AUFGABE =>
Setze bitte den Artikel über Samba 4.6 nach seinem letzten Satz fort.

TEXTAUSZUG =>
•••

Samba 4.6

Active Directory für Linux

| Autor: Thomas Drilling

Samba 4.6 bringt diesmal nur kleinere Neuerungen und Verbesserungen (Samba).
Samba 4.6 bringt diesmal nur kleinere Neuerungen und Verbesserungen (Samba). (Samba 4.6 bringt diesmal nur kleinere Neuerungen und Verbesserungen (Samba).)

Das Samba-Team hat die stabile Version 4.6 seiner ADDS-Implementation für Linux veröffentlicht. Die bringt gegenüber der vor rund einem halben Jahr veröffentlichten Version 4.5 eine Reihe kleinerer Neuerungen und Erweiterungen mit.

Sämtliche Neuerungen von Samba 4.6 lassen sich im Detail dem Changelog entnehmen. Die Entwickler haben aber auch eine Reihe von Korrekturen vorgenommen:

Korrekturen

Eine ganze Reihe von Verbesserungen erhielt z. B. die Datenbank ctdb. Ferner wurde in winbind das Verfahren zur Ermittlung der Gruppenmitgliedschaft eines Benutzers verbessert. Die primäre Gruppe lässt sich nun aus den Unix-Attributen des Benutzers bestimmen. Korrekturen erhielt darüber hinaus auch das DNS-Unterkommando von „samba-tool“.

•••

VORLIEGENDE DATEN =>
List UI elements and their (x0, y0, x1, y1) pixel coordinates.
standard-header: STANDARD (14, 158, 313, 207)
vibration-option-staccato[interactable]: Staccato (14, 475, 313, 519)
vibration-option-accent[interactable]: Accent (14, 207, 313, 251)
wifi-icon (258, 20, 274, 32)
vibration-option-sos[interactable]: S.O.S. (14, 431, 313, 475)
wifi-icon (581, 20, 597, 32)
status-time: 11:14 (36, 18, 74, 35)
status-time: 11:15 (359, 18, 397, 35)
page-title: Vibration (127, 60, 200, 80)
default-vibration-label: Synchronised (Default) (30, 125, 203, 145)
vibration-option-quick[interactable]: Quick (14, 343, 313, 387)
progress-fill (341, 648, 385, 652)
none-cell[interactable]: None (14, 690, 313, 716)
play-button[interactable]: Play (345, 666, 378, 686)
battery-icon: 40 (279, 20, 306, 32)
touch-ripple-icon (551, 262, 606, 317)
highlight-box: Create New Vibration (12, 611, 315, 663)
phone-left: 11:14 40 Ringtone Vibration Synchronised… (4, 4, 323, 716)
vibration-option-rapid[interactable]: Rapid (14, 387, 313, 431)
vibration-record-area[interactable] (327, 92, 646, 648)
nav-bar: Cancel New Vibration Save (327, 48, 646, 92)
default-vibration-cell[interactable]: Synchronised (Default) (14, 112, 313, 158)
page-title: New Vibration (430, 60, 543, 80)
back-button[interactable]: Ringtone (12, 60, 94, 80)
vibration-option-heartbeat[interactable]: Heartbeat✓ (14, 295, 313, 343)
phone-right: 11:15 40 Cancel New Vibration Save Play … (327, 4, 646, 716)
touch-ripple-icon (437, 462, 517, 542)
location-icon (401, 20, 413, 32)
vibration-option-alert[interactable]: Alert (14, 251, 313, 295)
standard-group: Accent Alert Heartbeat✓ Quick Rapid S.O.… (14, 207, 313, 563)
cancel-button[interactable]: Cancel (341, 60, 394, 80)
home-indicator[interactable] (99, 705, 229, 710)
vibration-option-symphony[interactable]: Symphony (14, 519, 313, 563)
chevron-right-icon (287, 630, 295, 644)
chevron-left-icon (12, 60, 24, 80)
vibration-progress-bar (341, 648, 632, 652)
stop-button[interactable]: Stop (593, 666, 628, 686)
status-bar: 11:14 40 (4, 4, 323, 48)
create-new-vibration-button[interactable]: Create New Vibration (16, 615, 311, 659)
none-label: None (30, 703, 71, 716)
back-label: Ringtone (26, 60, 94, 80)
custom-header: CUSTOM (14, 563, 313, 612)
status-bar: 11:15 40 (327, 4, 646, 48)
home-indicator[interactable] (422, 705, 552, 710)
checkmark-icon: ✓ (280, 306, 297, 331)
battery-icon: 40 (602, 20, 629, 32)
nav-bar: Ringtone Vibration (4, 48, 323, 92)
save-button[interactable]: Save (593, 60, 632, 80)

•••

ERGEBNIS =>
Ferner wird die Option „fruit:resource“ in „vfs_fruit“ in Samba 4.6 nicht mehr ignoriert. In Version 4.5 war dies der Fall, weil der Parser der Konfiguration einen Rechtschreibfehler enthielt, der mit Version 4.6 korrigiert wurde. Anwender müssen aber ihre Konfigurationsdatei überprüfen und die Option entweder entfernen oder auf den Standardwert „file“ setzen, weil es sonst passieren könnte, dass MacOS-Clients nicht auf die Ressourcen-Fork-Daten von Dateien zugreifen können.

Darüber hinaus wird eine Falschschreibung der Option „ressource“ (statt „resource“) in Samba 4.6 noch akzeptiert, was in der kommenden Version nicht mehr der Fall sein soll.

Neuerungen

Bei den Neuerungen ist zu erwähnen, dass der Parameter „inherit owner“ in der Datei smb.conf die zusätzliche Option „unix only“ erhielt. Der Parameter „inherit owner“ weist den smbd an, als Eigentümer einer Datei den Eigentümer des Verzeichnisses zu verwenden. Dies erlaubt quasi das Einrichten einer Art Quota für Verzeichnisse.

Ferner erhielt die Kerberos Client-Operationen einen neuern Parameter „kerberos encryption types“. Darüber ist das Hochladen von Druckertreibern jetzt von Windows 10-Clients aus möglich.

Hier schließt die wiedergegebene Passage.